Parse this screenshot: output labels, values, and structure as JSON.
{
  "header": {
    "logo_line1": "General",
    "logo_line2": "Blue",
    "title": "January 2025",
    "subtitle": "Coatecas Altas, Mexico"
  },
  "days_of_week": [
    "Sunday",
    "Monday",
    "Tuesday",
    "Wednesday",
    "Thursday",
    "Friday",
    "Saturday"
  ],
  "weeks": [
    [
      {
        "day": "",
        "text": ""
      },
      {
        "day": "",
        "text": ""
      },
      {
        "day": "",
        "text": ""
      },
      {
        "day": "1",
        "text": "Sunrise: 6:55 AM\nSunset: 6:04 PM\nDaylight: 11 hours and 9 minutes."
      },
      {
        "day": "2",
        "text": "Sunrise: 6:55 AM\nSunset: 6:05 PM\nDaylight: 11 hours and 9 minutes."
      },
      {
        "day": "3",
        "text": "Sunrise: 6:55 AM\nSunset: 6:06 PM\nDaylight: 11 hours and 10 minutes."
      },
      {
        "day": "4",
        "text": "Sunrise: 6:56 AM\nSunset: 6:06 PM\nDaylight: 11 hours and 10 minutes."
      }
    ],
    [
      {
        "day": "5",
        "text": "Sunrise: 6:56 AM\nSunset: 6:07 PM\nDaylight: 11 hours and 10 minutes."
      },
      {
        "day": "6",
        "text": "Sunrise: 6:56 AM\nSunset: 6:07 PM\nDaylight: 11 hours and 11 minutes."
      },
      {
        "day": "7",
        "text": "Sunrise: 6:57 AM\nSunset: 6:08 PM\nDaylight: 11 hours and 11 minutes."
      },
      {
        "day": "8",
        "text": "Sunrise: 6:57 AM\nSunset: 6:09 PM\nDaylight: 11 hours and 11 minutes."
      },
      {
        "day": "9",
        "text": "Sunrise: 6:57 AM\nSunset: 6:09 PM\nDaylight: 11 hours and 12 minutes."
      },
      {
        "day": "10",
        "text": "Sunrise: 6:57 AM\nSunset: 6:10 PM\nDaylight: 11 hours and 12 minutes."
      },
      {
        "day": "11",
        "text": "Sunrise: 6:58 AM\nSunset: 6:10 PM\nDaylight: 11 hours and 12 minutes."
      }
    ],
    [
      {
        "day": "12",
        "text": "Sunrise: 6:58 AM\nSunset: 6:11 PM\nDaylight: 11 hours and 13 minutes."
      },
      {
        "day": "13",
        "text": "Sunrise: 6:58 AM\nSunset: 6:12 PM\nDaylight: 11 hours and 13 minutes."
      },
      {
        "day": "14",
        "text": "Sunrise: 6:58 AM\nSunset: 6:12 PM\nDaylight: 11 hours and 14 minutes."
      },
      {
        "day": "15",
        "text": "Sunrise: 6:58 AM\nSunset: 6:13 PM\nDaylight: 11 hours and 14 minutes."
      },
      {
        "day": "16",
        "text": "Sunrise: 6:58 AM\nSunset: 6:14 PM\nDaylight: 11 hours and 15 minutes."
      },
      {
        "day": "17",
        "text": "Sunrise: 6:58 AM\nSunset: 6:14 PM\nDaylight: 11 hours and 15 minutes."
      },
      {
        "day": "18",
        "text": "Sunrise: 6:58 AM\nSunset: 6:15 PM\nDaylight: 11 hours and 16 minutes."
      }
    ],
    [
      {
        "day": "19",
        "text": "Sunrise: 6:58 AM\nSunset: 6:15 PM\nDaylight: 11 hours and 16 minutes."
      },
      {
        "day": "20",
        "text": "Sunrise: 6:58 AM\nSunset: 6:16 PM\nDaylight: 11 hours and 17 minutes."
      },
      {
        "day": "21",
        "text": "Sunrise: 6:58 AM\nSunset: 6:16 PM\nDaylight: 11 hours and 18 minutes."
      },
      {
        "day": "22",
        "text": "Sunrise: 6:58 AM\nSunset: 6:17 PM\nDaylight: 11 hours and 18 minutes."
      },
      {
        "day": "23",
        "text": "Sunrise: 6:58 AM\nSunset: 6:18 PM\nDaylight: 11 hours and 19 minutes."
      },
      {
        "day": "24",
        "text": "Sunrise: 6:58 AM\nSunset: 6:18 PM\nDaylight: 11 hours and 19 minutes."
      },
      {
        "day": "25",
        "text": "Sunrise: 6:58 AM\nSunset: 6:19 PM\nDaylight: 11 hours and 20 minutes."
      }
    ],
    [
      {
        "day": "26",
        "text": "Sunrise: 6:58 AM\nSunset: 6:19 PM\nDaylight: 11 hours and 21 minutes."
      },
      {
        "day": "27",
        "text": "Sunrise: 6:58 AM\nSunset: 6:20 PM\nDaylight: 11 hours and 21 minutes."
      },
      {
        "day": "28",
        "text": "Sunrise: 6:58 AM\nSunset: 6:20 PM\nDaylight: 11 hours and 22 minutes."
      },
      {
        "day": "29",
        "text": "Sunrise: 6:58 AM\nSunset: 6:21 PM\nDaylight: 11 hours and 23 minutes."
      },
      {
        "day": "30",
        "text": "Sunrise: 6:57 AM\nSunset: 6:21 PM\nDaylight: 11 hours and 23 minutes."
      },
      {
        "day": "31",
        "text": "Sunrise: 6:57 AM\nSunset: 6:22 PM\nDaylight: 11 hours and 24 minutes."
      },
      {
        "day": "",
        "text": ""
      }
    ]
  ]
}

+++++

* [Aim]: All of the material above needs to be retyped word for word.

* [Expected output]:
Parse this screenshot: output labels, values, and structure as JSON.
{
  "header": {
    "logo_line1": "General",
    "logo_line2": "Blue",
    "title": "January 2025",
    "subtitle": "Coatecas Altas, Mexico"
  },
  "days_of_week": [
    "Sunday",
    "Monday",
    "Tuesday",
    "Wednesday",
    "Thursday",
    "Friday",
    "Saturday"
  ],
  "weeks": [
    [
      {
        "day": "",
        "text": ""
      },
      {
        "day": "",
        "text": ""
      },
      {
        "day": "",
        "text": ""
      },
      {
        "day": "1",
        "text": "Sunrise: 6:55 AM\nSunset: 6:04 PM\nDaylight: 11 hours and 9 minutes."
      },
      {
        "day": "2",
        "text": "Sunrise: 6:55 AM\nSunset: 6:05 PM\nDaylight: 11 hours and 9 minutes."
      },
      {
        "day": "3",
        "text": "Sunrise: 6:55 AM\nSunset: 6:06 PM\nDaylight: 11 hours and 10 minutes."
      },
      {
        "day": "4",
        "text": "Sunrise: 6:56 AM\nSunset: 6:06 PM\nDaylight: 11 hours and 10 minutes."
      }
    ],
    [
      {
        "day": "5",
        "text": "Sunrise: 6:56 AM\nSunset: 6:07 PM\nDaylight: 11 hours and 10 minutes."
      },
      {
        "day": "6",
        "text": "Sunrise: 6:56 AM\nSunset: 6:07 PM\nDaylight: 11 hours and 11 minutes."
      },
      {
        "day": "7",
        "text": "Sunrise: 6:57 AM\nSunset: 6:08 PM\nDaylight: 11 hours and 11 minutes."
      },
      {
        "day": "8",
        "text": "Sunrise: 6:57 AM\nSunset: 6:09 PM\nDaylight: 11 hours and 11 minutes."
      },
      {
        "day": "9",
        "text": "Sunrise: 6:57 AM\nSunset: 6:09 PM\nDaylight: 11 hours and 12 minutes."
      },
      {
        "day": "10",
        "text": "Sunrise: 6:57 AM\nSunset: 6:10 PM\nDaylight: 11 hours and 12 minutes."
      },
      {
        "day": "11",
        "text": "Sunrise: 6:58 AM\nSunset: 6:10 PM\nDaylight: 11 hours and 12 minutes."
      }
    ],
    [
      {
        "day": "12",
        "text": "Sunrise: 6:58 AM\nSunset: 6:11 PM\nDaylight: 11 hours and 13 minutes."
      },
      {
        "day": "13",
        "text": "Sunrise: 6:58 AM\nSunset: 6:12 PM\nDaylight: 11 hours and 13 minutes."
      },
      {
        "day": "14",
        "text": "Sunrise: 6:58 AM\nSunset: 6:12 PM\nDaylight: 11 hours and 14 minutes."
      },
      {
        "day": "15",
        "text": "Sunrise: 6:58 AM\nSunset: 6:13 PM\nDaylight: 11 hours and 14 minutes."
      },
      {
        "day": "16",
        "text": "Sunrise: 6:58 AM\nSunset: 6:14 PM\nDaylight: 11 hours and 15 minutes."
      },
      {
        "day": "17",
        "text": "Sunrise: 6:58 AM\nSunset: 6:14 PM\nDaylight: 11 hours and 15 minutes."
      },
      {
        "day": "18",
        "text": "Sunrise: 6:58 AM\nSunset: 6:15 PM\nDaylight: 11 hours and 16 minutes."
      }
    ],
    [
      {
        "day": "19",
        "text": "Sunrise: 6:58 AM\nSunset: 6:15 PM\nDaylight: 11 hours and 16 minutes."
      },
      {
        "day": "20",
        "text": "Sunrise: 6:58 AM\nSunset: 6:16 PM\nDaylight: 11 hours and 17 minutes."
      },
      {
        "day": "21",
        "text": "Sunrise: 6:58 AM\nSunset: 6:16 PM\nDaylight: 11 hours and 18 minutes."
      },
      {
        "day": "22",
        "text": "Sunrise: 6:58 AM\nSunset: 6:17 PM\nDaylight: 11 hours and 18 minutes."
      },
      {
        "day": "23",
        "text": "Sunrise: 6:58 AM\nSunset: 6:18 PM\nDaylight: 11 hours and 19 minutes."
      },
      {
        "day": "24",
        "text": "Sunrise: 6:58 AM\nSunset: 6:18 PM\nDaylight: 11 hours and 19 minutes."
      },
      {
        "day": "25",
        "text": "Sunrise: 6:58 AM\nSunset: 6:19 PM\nDaylight: 11 hours and 20 minutes."
      }
    ],
    [
      {
        "day": "26",
        "text": "Sunrise: 6:58 AM\nSunset: 6:19 PM\nDaylight: 11 hours and 21 minutes."
      },
      {
        "day": "27",
        "text": "Sunrise: 6:58 AM\nSunset: 6:20 PM\nDaylight: 11 hours and 21 minutes."
      },
      {
        "day": "28",
        "text": "Sunrise: 6:58 AM\nSunset: 6:20 PM\nDaylight: 11 hours and 22 minutes."
      },
      {
        "day": "29",
        "text": "Sunrise: 6:58 AM\nSunset: 6:21 PM\nDaylight: 11 hours and 23 minutes."
      },
      {
        "day": "30",
        "text": "Sunrise: 6:57 AM\nSunset: 6:21 PM\nDaylight: 11 hours and 23 minutes."
      },
      {
        "day": "31",
        "text": "Sunrise: 6:57 AM\nSunset: 6:22 PM\nDaylight: 11 hours and 24 minutes."
      },
      {
        "day": "",
        "text": ""
      }
    ]
  ]
}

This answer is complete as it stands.